• [GIVEN RECORDS]:
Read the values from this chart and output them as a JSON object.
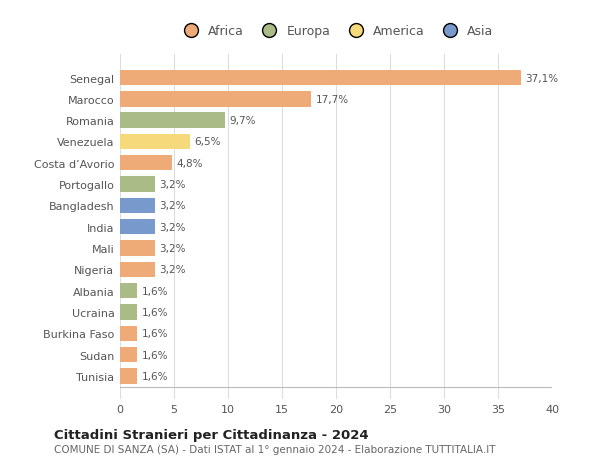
{
  "categories": [
    "Tunisia",
    "Sudan",
    "Burkina Faso",
    "Ucraina",
    "Albania",
    "Nigeria",
    "Mali",
    "India",
    "Bangladesh",
    "Portogallo",
    "Costa d’Avorio",
    "Venezuela",
    "Romania",
    "Marocco",
    "Senegal"
  ],
  "values": [
    1.6,
    1.6,
    1.6,
    1.6,
    1.6,
    3.2,
    3.2,
    3.2,
    3.2,
    3.2,
    4.8,
    6.5,
    9.7,
    17.7,
    37.1
  ],
  "labels": [
    "1,6%",
    "1,6%",
    "1,6%",
    "1,6%",
    "1,6%",
    "3,2%",
    "3,2%",
    "3,2%",
    "3,2%",
    "3,2%",
    "4,8%",
    "6,5%",
    "9,7%",
    "17,7%",
    "37,1%"
  ],
  "colors": [
    "#EEAA77",
    "#EEAA77",
    "#EEAA77",
    "#AABB88",
    "#AABB88",
    "#EEAA77",
    "#EEAA77",
    "#7799CC",
    "#7799CC",
    "#AABB88",
    "#EEAA77",
    "#F5D97A",
    "#AABB88",
    "#EEAA77",
    "#EEAA77"
  ],
  "legend": [
    {
      "label": "Africa",
      "color": "#EEAA77"
    },
    {
      "label": "Europa",
      "color": "#AABB88"
    },
    {
      "label": "America",
      "color": "#F5D97A"
    },
    {
      "label": "Asia",
      "color": "#7799CC"
    }
  ],
  "title": "Cittadini Stranieri per Cittadinanza - 2024",
  "subtitle": "COMUNE DI SANZA (SA) - Dati ISTAT al 1° gennaio 2024 - Elaborazione TUTTITALIA.IT",
  "xlim": [
    0,
    40
  ],
  "xticks": [
    0,
    5,
    10,
    15,
    20,
    25,
    30,
    35,
    40
  ],
  "background_color": "#ffffff",
  "grid_color": "#dddddd",
  "bar_height": 0.72,
  "figsize": [
    6.0,
    4.6
  ],
  "dpi": 100
}
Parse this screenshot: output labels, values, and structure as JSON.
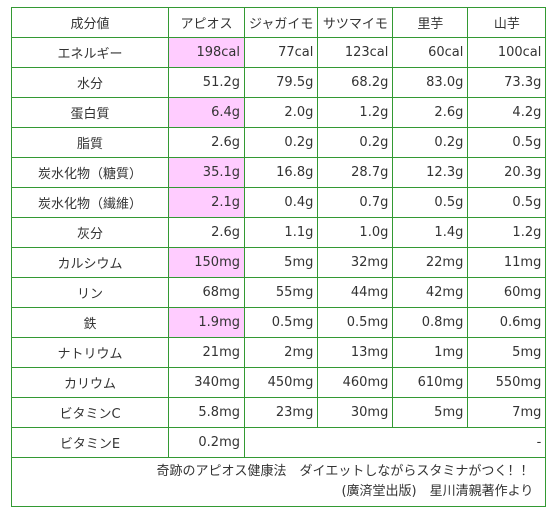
{
  "header": [
    "成分値",
    "アピオス",
    "ジャガイモ",
    "サツマイモ",
    "里芋",
    "山芋"
  ],
  "rows": [
    {
      "label": "エネルギー",
      "values": [
        "198cal",
        "77cal",
        "123cal",
        "60cal",
        "100cal"
      ],
      "highlight": true
    },
    {
      "label": "水分",
      "values": [
        "51.2g",
        "79.5g",
        "68.2g",
        "83.0g",
        "73.3g"
      ],
      "highlight": false
    },
    {
      "label": "蛋白質",
      "values": [
        "6.4g",
        "2.0g",
        "1.2g",
        "2.6g",
        "4.2g"
      ],
      "highlight": true
    },
    {
      "label": "脂質",
      "values": [
        "2.6g",
        "0.2g",
        "0.2g",
        "0.2g",
        "0.5g"
      ],
      "highlight": false
    },
    {
      "label": "炭水化物（糖質）",
      "values": [
        "35.1g",
        "16.8g",
        "28.7g",
        "12.3g",
        "20.3g"
      ],
      "highlight": true
    },
    {
      "label": "炭水化物（繊維）",
      "values": [
        "2.1g",
        "0.4g",
        "0.7g",
        "0.5g",
        "0.5g"
      ],
      "highlight": true
    },
    {
      "label": "灰分",
      "values": [
        "2.6g",
        "1.1g",
        "1.0g",
        "1.4g",
        "1.2g"
      ],
      "highlight": false
    },
    {
      "label": "カルシウム",
      "values": [
        "150mg",
        "5mg",
        "32mg",
        "22mg",
        "11mg"
      ],
      "highlight": true
    },
    {
      "label": "リン",
      "values": [
        "68mg",
        "55mg",
        "44mg",
        "42mg",
        "60mg"
      ],
      "highlight": false
    },
    {
      "label": "鉄",
      "values": [
        "1.9mg",
        "0.5mg",
        "0.5mg",
        "0.8mg",
        "0.6mg"
      ],
      "highlight": true
    },
    {
      "label": "ナトリウム",
      "values": [
        "21mg",
        "2mg",
        "13mg",
        "1mg",
        "5mg"
      ],
      "highlight": false
    },
    {
      "label": "カリウム",
      "values": [
        "340mg",
        "450mg",
        "460mg",
        "610mg",
        "550mg"
      ],
      "highlight": false
    },
    {
      "label": "ビタミンC",
      "values": [
        "5.8mg",
        "23mg",
        "30mg",
        "5mg",
        "7mg"
      ],
      "highlight": false
    }
  ],
  "last_row": {
    "label": "ビタミンE",
    "value": "0.2mg",
    "dash": "-"
  },
  "source": {
    "line1": "奇跡のアピオス健康法　ダイエットしながらスタミナがつく！！",
    "line2": "(廣済堂出版)　星川清親著作より"
  },
  "colors": {
    "border": "#339933",
    "highlight": "#ffccff"
  }
}
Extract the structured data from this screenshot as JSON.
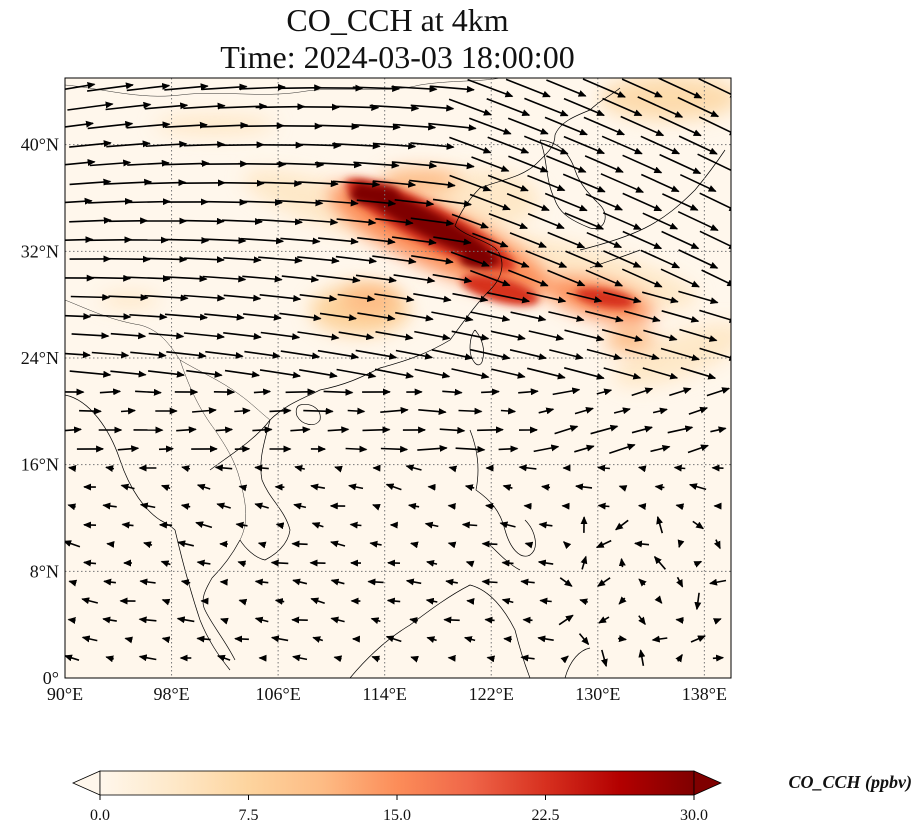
{
  "title_line1": "CO_CCH at 4km",
  "title_line2": "Time: 2024-03-03 18:00:00",
  "map": {
    "lon_range": [
      90,
      140
    ],
    "lat_range": [
      0,
      45
    ],
    "lon_ticks": [
      {
        "value": 90,
        "label": "90°E"
      },
      {
        "value": 98,
        "label": "98°E"
      },
      {
        "value": 106,
        "label": "106°E"
      },
      {
        "value": 114,
        "label": "114°E"
      },
      {
        "value": 122,
        "label": "122°E"
      },
      {
        "value": 130,
        "label": "130°E"
      },
      {
        "value": 138,
        "label": "138°E"
      }
    ],
    "lat_ticks": [
      {
        "value": 0,
        "label": "0°"
      },
      {
        "value": 8,
        "label": "8°N"
      },
      {
        "value": 16,
        "label": "16°N"
      },
      {
        "value": 24,
        "label": "24°N"
      },
      {
        "value": 32,
        "label": "32°N"
      },
      {
        "value": 40,
        "label": "40°N"
      }
    ],
    "gridlines": "dotted",
    "coastlines": true
  },
  "colorbar": {
    "label": "CO_CCH (ppbv)",
    "min": 0,
    "max": 30,
    "extend": "both",
    "colormap": "OrRd",
    "colors": [
      "#fff7ec",
      "#fee8c8",
      "#fdd49e",
      "#fdbb84",
      "#fc8d59",
      "#ef6548",
      "#d7301f",
      "#b30000",
      "#7f0000"
    ],
    "ticks": [
      {
        "value": 0,
        "label": "0.0"
      },
      {
        "value": 7.5,
        "label": "7.5"
      },
      {
        "value": 15,
        "label": "15.0"
      },
      {
        "value": 22.5,
        "label": "22.5"
      },
      {
        "value": 30,
        "label": "30.0"
      }
    ]
  }
}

• [WHAT YOU WILL DO]:
Copy every record above exactly, leaving out any pictures.

• [ANSWER IN FULL]:
Read the values from this chart and output them as a JSON object.
{
  "categories": [
    "Tunisia",
    "Sudan",
    "Burkina Faso",
    "Ucraina",
    "Albania",
    "Nigeria",
    "Mali",
    "India",
    "Bangladesh",
    "Portogallo",
    "Costa d’Avorio",
    "Venezuela",
    "Romania",
    "Marocco",
    "Senegal"
  ],
  "values": [
    1.6,
    1.6,
    1.6,
    1.6,
    1.6,
    3.2,
    3.2,
    3.2,
    3.2,
    3.2,
    4.8,
    6.5,
    9.7,
    17.7,
    37.1
  ],
  "labels": [
    "1,6%",
    "1,6%",
    "1,6%",
    "1,6%",
    "1,6%",
    "3,2%",
    "3,2%",
    "3,2%",
    "3,2%",
    "3,2%",
    "4,8%",
    "6,5%",
    "9,7%",
    "17,7%",
    "37,1%"
  ],
  "colors": [
    "#EEAA77",
    "#EEAA77",
    "#EEAA77",
    "#AABB88",
    "#AABB88",
    "#EEAA77",
    "#EEAA77",
    "#7799CC",
    "#7799CC",
    "#AABB88",
    "#EEAA77",
    "#F5D97A",
    "#AABB88",
    "#EEAA77",
    "#EEAA77"
  ],
  "legend": [
    {
      "label": "Africa",
      "color": "#EEAA77"
    },
    {
      "label": "Europa",
      "color": "#AABB88"
    },
    {
      "label": "America",
      "color": "#F5D97A"
    },
    {
      "label": "Asia",
      "color": "#7799CC"
    }
  ],
  "title": "Cittadini Stranieri per Cittadinanza - 2024",
  "subtitle": "COMUNE DI SANZA (SA) - Dati ISTAT al 1° gennaio 2024 - Elaborazione TUTTITALIA.IT",
  "xlim": [
    0,
    40
  ],
  "xticks": [
    0,
    5,
    10,
    15,
    20,
    25,
    30,
    35,
    40
  ],
  "background_color": "#ffffff",
  "grid_color": "#dddddd",
  "bar_height": 0.72,
  "figsize": [
    6.0,
    4.6
  ],
  "dpi": 100
}
Parse this screenshot: output labels, values, and structure as JSON.
{
  "header": [
    "成分値",
    "アピオス",
    "ジャガイモ",
    "サツマイモ",
    "里芋",
    "山芋"
  ],
  "rows": [
    {
      "label": "エネルギー",
      "values": [
        "198cal",
        "77cal",
        "123cal",
        "60cal",
        "100cal"
      ],
      "highlight": true
    },
    {
      "label": "水分",
      "values": [
        "51.2g",
        "79.5g",
        "68.2g",
        "83.0g",
        "73.3g"
      ],
      "highlight": false
    },
    {
      "label": "蛋白質",
      "values": [
        "6.4g",
        "2.0g",
        "1.2g",
        "2.6g",
        "4.2g"
      ],
      "highlight": true
    },
    {
      "label": "脂質",
      "values": [
        "2.6g",
        "0.2g",
        "0.2g",
        "0.2g",
        "0.5g"
      ],
      "highlight": false
    },
    {
      "label": "炭水化物（糖質）",
      "values": [
        "35.1g",
        "16.8g",
        "28.7g",
        "12.3g",
        "20.3g"
      ],
      "highlight": true
    },
    {
      "label": "炭水化物（繊維）",
      "values": [
        "2.1g",
        "0.4g",
        "0.7g",
        "0.5g",
        "0.5g"
      ],
      "highlight": true
    },
    {
      "label": "灰分",
      "values": [
        "2.6g",
        "1.1g",
        "1.0g",
        "1.4g",
        "1.2g"
      ],
      "highlight": false
    },
    {
      "label": "カルシウム",
      "values": [
        "150mg",
        "5mg",
        "32mg",
        "22mg",
        "11mg"
      ],
      "highlight": true
    },
    {
      "label": "リン",
      "values": [
        "68mg",
        "55mg",
        "44mg",
        "42mg",
        "60mg"
      ],
      "highlight": false
    },
    {
      "label": "鉄",
      "values": [
        "1.9mg",
        "0.5mg",
        "0.5mg",
        "0.8mg",
        "0.6mg"
      ],
      "highlight": true
    },
    {
      "label": "ナトリウム",
      "values": [
        "21mg",
        "2mg",
        "13mg",
        "1mg",
        "5mg"
      ],
      "highlight": false
    },
    {
      "label": "カリウム",
      "values": [
        "340mg",
        "450mg",
        "460mg",
        "610mg",
        "550mg"
      ],
      "highlight": false
    },
    {
      "label": "ビタミンC",
      "values": [
        "5.8mg",
        "23mg",
        "30mg",
        "5mg",
        "7mg"
      ],
      "highlight": false
    }
  ],
  "last_row": {
    "label": "ビタミンE",
    "value": "0.2mg",
    "dash": "-"
  },
  "source": {
    "line1": "奇跡のアピオス健康法　ダイエットしながらスタミナがつく！！",
    "line2": "(廣済堂出版)　星川清親著作より"
  },
  "colors": {
    "border": "#339933",
    "highlight": "#ffccff"
  }
}
Extract the structured data from this screenshot as JSON.
{
  "title_line1": "CO_CCH at 4km",
  "title_line2": "Time: 2024-03-03 18:00:00",
  "map": {
    "lon_range": [
      90,
      140
    ],
    "lat_range": [
      0,
      45
    ],
    "lon_ticks": [
      {
        "value": 90,
        "label": "90°E"
      },
      {
        "value": 98,
        "label": "98°E"
      },
      {
        "value": 106,
        "label": "106°E"
      },
      {
        "value": 114,
        "label": "114°E"
      },
      {
        "value": 122,
        "label": "122°E"
      },
      {
        "value": 130,
        "label": "130°E"
      },
      {
        "value": 138,
        "label": "138°E"
      }
    ],
    "lat_ticks": [
      {
        "value": 0,
        "label": "0°"
      },
      {
        "value": 8,
        "label": "8°N"
      },
      {
        "value": 16,
        "label": "16°N"
      },
      {
        "value": 24,
        "label": "24°N"
      },
      {
        "value": 32,
        "label": "32°N"
      },
      {
        "value": 40,
        "label": "40°N"
      }
    ],
    "gridlines": "dotted",
    "coastlines": true
  },
  "colorbar": {
    "label": "CO_CCH (ppbv)",
    "min": 0,
    "max": 30,
    "extend": "both",
    "colormap": "OrRd",
    "colors": [
      "#fff7ec",
      "#fee8c8",
      "#fdd49e",
      "#fdbb84",
      "#fc8d59",
      "#ef6548",
      "#d7301f",
      "#b30000",
      "#7f0000"
    ],
    "ticks": [
      {
        "value": 0,
        "label": "0.0"
      },
      {
        "value": 7.5,
        "label": "7.5"
      },
      {
        "value": 15,
        "label": "15.0"
      },
      {
        "value": 22.5,
        "label": "22.5"
      },
      {
        "value": 30,
        "label": "30.0"
      }
    ]
  }
}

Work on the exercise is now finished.